AIM:
Only the lines from the line containing "Read all visible content and emit it as JSON." through the final line of the entries should be printed, exactly as given, with the pictures left out.

INPUT DATA:
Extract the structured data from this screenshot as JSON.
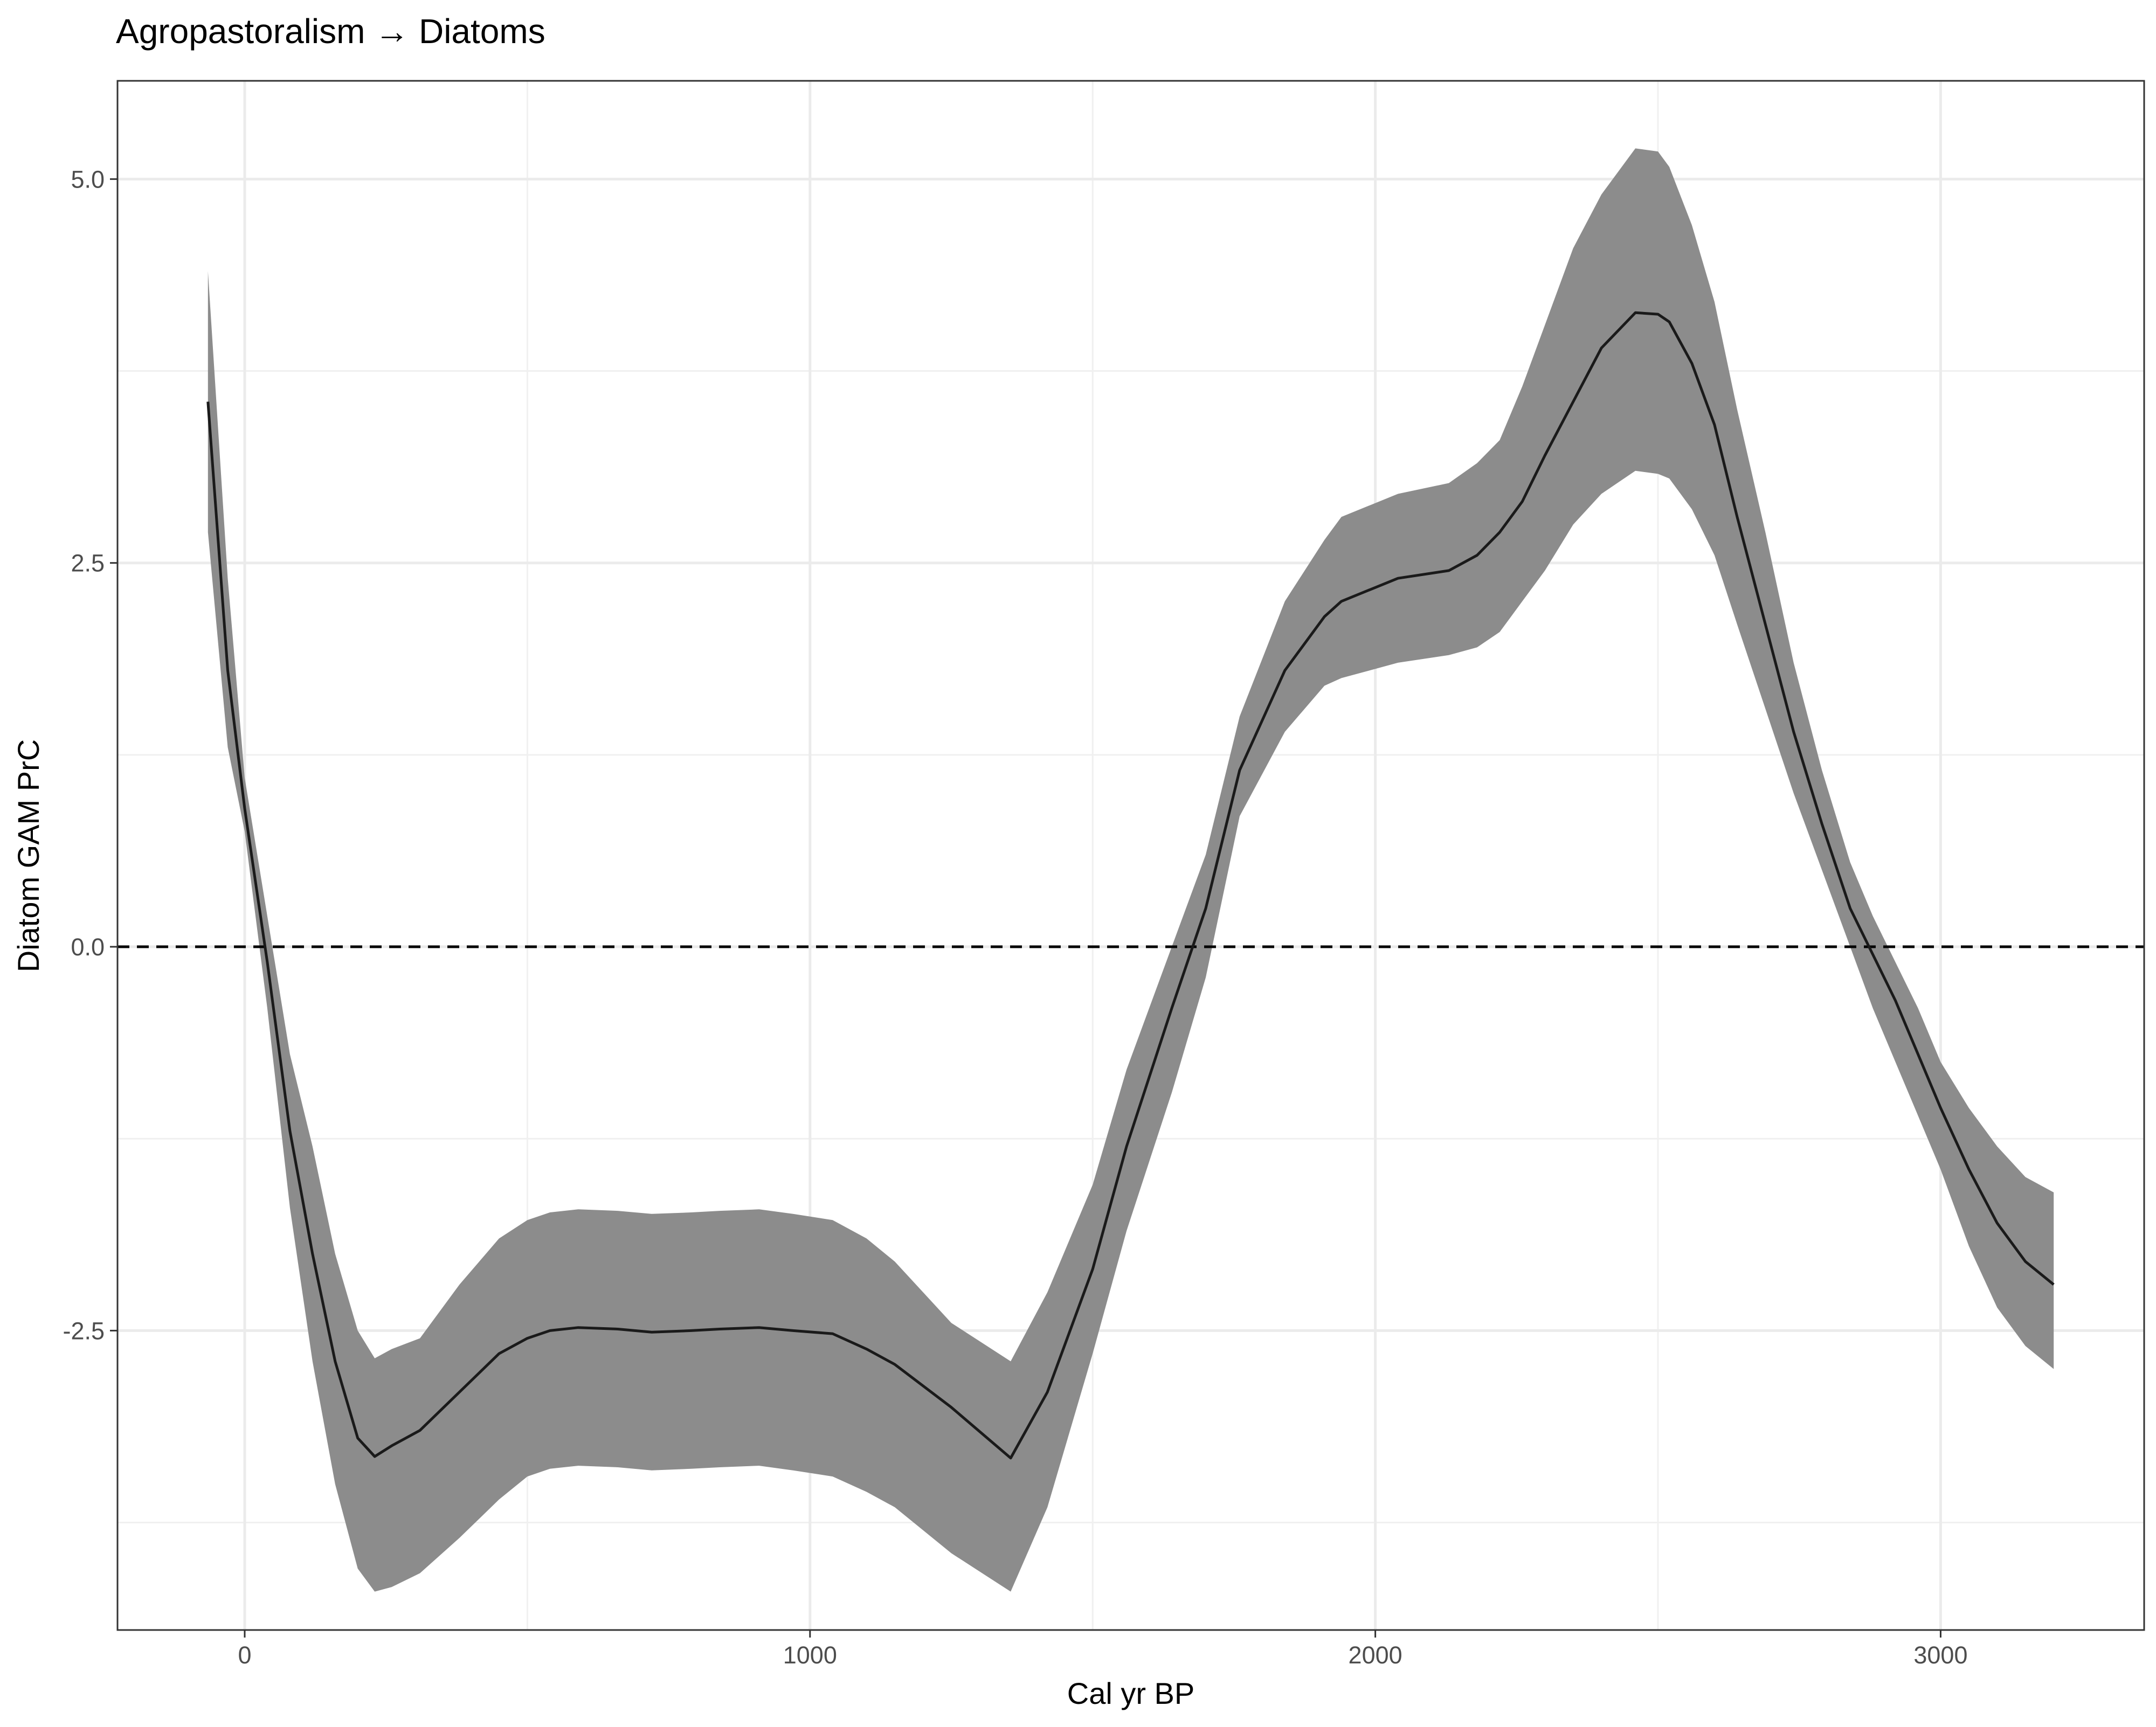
{
  "chart_data": {
    "type": "line",
    "title": "Agropastoralism → Diatoms",
    "xlabel": "Cal yr BP",
    "ylabel": "Diatom GAM PrC",
    "xlim": [
      -225,
      3360
    ],
    "ylim": [
      -4.45,
      5.64
    ],
    "x_ticks": [
      0,
      1000,
      2000,
      3000
    ],
    "x_tick_labels": [
      "0",
      "1000",
      "2000",
      "3000"
    ],
    "y_ticks": [
      -2.5,
      0,
      2.5,
      5
    ],
    "y_tick_labels": [
      "-2.5",
      "0.0",
      "2.5",
      "5.0"
    ],
    "grid": true,
    "reference_line": {
      "y": 0,
      "style": "dashed"
    },
    "ribbon_color": "#8c8c8c",
    "line_color": "#1a1a1a",
    "series": [
      {
        "x": [
          -65,
          -30,
          0,
          40,
          80,
          120,
          160,
          200,
          230,
          260,
          310,
          380,
          450,
          500,
          540,
          590,
          660,
          720,
          790,
          840,
          910,
          970,
          1040,
          1100,
          1150,
          1250,
          1355,
          1420,
          1500,
          1560,
          1640,
          1700,
          1760,
          1840,
          1910,
          1940,
          2040,
          2130,
          2180,
          2220,
          2260,
          2300,
          2350,
          2400,
          2460,
          2500,
          2520,
          2560,
          2600,
          2640,
          2690,
          2740,
          2790,
          2840,
          2880,
          2920,
          2960,
          3000,
          3050,
          3100,
          3150,
          3200
        ],
        "y": [
          3.55,
          1.8,
          0.9,
          -0.1,
          -1.2,
          -2.0,
          -2.7,
          -3.2,
          -3.32,
          -3.25,
          -3.15,
          -2.9,
          -2.65,
          -2.55,
          -2.5,
          -2.48,
          -2.49,
          -2.51,
          -2.5,
          -2.49,
          -2.48,
          -2.5,
          -2.52,
          -2.62,
          -2.72,
          -3.0,
          -3.33,
          -2.9,
          -2.1,
          -1.3,
          -0.4,
          0.25,
          1.15,
          1.8,
          2.15,
          2.25,
          2.4,
          2.45,
          2.55,
          2.7,
          2.9,
          3.2,
          3.55,
          3.9,
          4.13,
          4.12,
          4.07,
          3.8,
          3.4,
          2.8,
          2.1,
          1.4,
          0.8,
          0.25,
          -0.05,
          -0.35,
          -0.7,
          -1.05,
          -1.45,
          -1.8,
          -2.05,
          -2.2
        ],
        "lower": [
          2.7,
          1.3,
          0.75,
          -0.4,
          -1.7,
          -2.7,
          -3.5,
          -4.05,
          -4.2,
          -4.17,
          -4.08,
          -3.85,
          -3.6,
          -3.45,
          -3.4,
          -3.38,
          -3.39,
          -3.41,
          -3.4,
          -3.39,
          -3.38,
          -3.41,
          -3.45,
          -3.55,
          -3.65,
          -3.95,
          -4.2,
          -3.65,
          -2.65,
          -1.85,
          -0.95,
          -0.2,
          0.85,
          1.4,
          1.7,
          1.75,
          1.85,
          1.9,
          1.95,
          2.05,
          2.25,
          2.45,
          2.75,
          2.95,
          3.1,
          3.08,
          3.05,
          2.85,
          2.55,
          2.1,
          1.55,
          1.0,
          0.5,
          0.0,
          -0.4,
          -0.75,
          -1.1,
          -1.45,
          -1.95,
          -2.35,
          -2.6,
          -2.75
        ],
        "upper": [
          4.4,
          2.4,
          1.1,
          0.2,
          -0.7,
          -1.3,
          -2.0,
          -2.5,
          -2.68,
          -2.62,
          -2.55,
          -2.2,
          -1.9,
          -1.78,
          -1.73,
          -1.71,
          -1.72,
          -1.74,
          -1.73,
          -1.72,
          -1.71,
          -1.74,
          -1.78,
          -1.9,
          -2.05,
          -2.45,
          -2.7,
          -2.25,
          -1.55,
          -0.8,
          0.0,
          0.6,
          1.5,
          2.25,
          2.65,
          2.8,
          2.95,
          3.02,
          3.15,
          3.3,
          3.65,
          4.05,
          4.55,
          4.9,
          5.2,
          5.18,
          5.08,
          4.7,
          4.2,
          3.5,
          2.7,
          1.85,
          1.15,
          0.55,
          0.2,
          -0.1,
          -0.4,
          -0.75,
          -1.05,
          -1.3,
          -1.5,
          -1.6
        ]
      }
    ]
  }
}
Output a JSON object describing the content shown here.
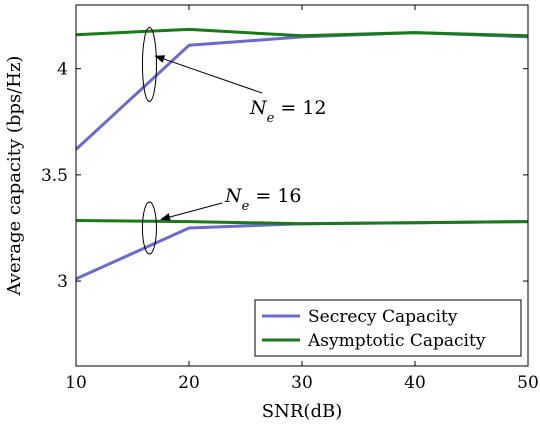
{
  "chart_data": {
    "type": "line",
    "xlabel": "SNR(dB)",
    "ylabel": "Average capacity (bps/Hz)",
    "xlim": [
      10,
      50
    ],
    "ylim": [
      2.6,
      4.3
    ],
    "x_ticks": [
      10,
      20,
      30,
      40,
      50
    ],
    "y_ticks": [
      3,
      3.5,
      4
    ],
    "grid": false,
    "legend_position": "bottom-right",
    "legend": [
      "Secrecy Capacity",
      "Asymptotic Capacity"
    ],
    "colors": {
      "secrecy": "#6b6bcc",
      "asymptotic": "#1a7a1a"
    },
    "series": [
      {
        "name": "Secrecy Capacity",
        "group": "Ne12",
        "x": [
          10,
          20,
          30,
          40,
          50
        ],
        "values": [
          3.62,
          4.11,
          4.15,
          4.17,
          4.15
        ]
      },
      {
        "name": "Asymptotic Capacity",
        "group": "Ne12",
        "x": [
          10,
          20,
          30,
          40,
          50
        ],
        "values": [
          4.16,
          4.185,
          4.155,
          4.17,
          4.155
        ]
      },
      {
        "name": "Secrecy Capacity",
        "group": "Ne16",
        "x": [
          10,
          20,
          30,
          40,
          50
        ],
        "values": [
          3.01,
          3.25,
          3.27,
          3.275,
          3.28
        ]
      },
      {
        "name": "Asymptotic Capacity",
        "group": "Ne16",
        "x": [
          10,
          20,
          30,
          40,
          50
        ],
        "values": [
          3.285,
          3.28,
          3.27,
          3.275,
          3.28
        ]
      }
    ],
    "annotations": [
      {
        "base": "N",
        "sub": "e",
        "rest": " = 12",
        "points_to": [
          16.5,
          4.05
        ]
      },
      {
        "base": "N",
        "sub": "e",
        "rest": " = 16",
        "points_to": [
          17,
          3.3
        ]
      }
    ]
  }
}
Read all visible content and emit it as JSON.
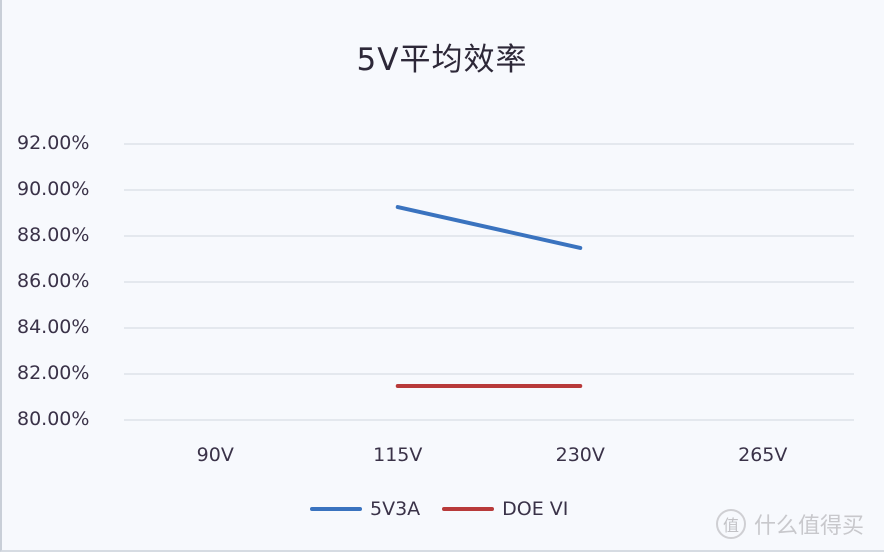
{
  "chart_data": {
    "type": "line",
    "title": "5V平均效率",
    "xlabel": "",
    "ylabel": "",
    "categories": [
      "90V",
      "115V",
      "230V",
      "265V"
    ],
    "series": [
      {
        "name": "5V3A",
        "color": "#3a73bf",
        "values": [
          null,
          89.26,
          87.48,
          null
        ]
      },
      {
        "name": "DOE VI",
        "color": "#b83a3a",
        "values": [
          null,
          81.48,
          81.48,
          null
        ]
      }
    ],
    "ylim": [
      80,
      92
    ],
    "yticks": [
      "92.00%",
      "90.00%",
      "88.00%",
      "86.00%",
      "84.00%",
      "82.00%",
      "80.00%"
    ],
    "grid": true,
    "legend_position": "bottom"
  },
  "watermark": {
    "icon": "值",
    "text": "什么值得买"
  }
}
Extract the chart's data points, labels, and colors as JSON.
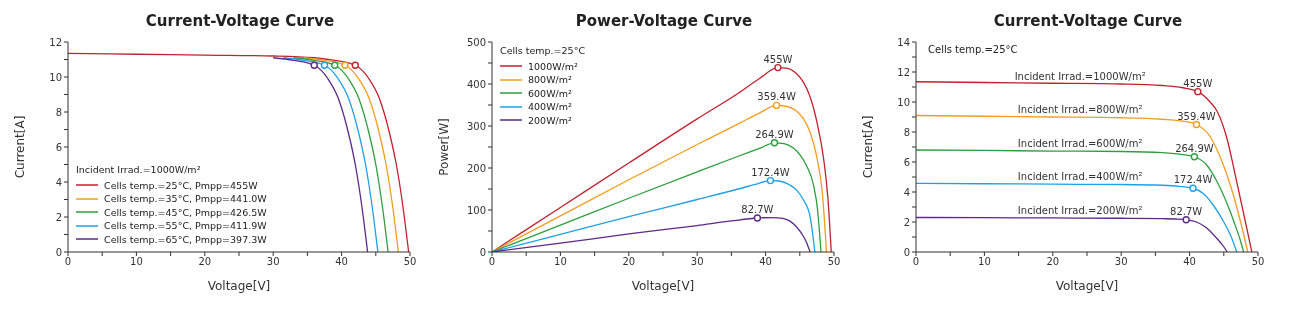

ANSWER TO THIS TASK:
Read all visible content and emit it as JSON.
{
  "chart_data": {
    "type": "line",
    "title": "5V平均效率",
    "xlabel": "",
    "ylabel": "",
    "categories": [
      "90V",
      "115V",
      "230V",
      "265V"
    ],
    "series": [
      {
        "name": "5V3A",
        "color": "#3a73bf",
        "values": [
          null,
          89.26,
          87.48,
          null
        ]
      },
      {
        "name": "DOE VI",
        "color": "#b83a3a",
        "values": [
          null,
          81.48,
          81.48,
          null
        ]
      }
    ],
    "ylim": [
      80,
      92
    ],
    "yticks": [
      "92.00%",
      "90.00%",
      "88.00%",
      "86.00%",
      "84.00%",
      "82.00%",
      "80.00%"
    ],
    "grid": true,
    "legend_position": "bottom"
  },
  "watermark": {
    "icon": "值",
    "text": "什么值得买"
  }
}
Extract the chart's data points, labels, and colors as JSON.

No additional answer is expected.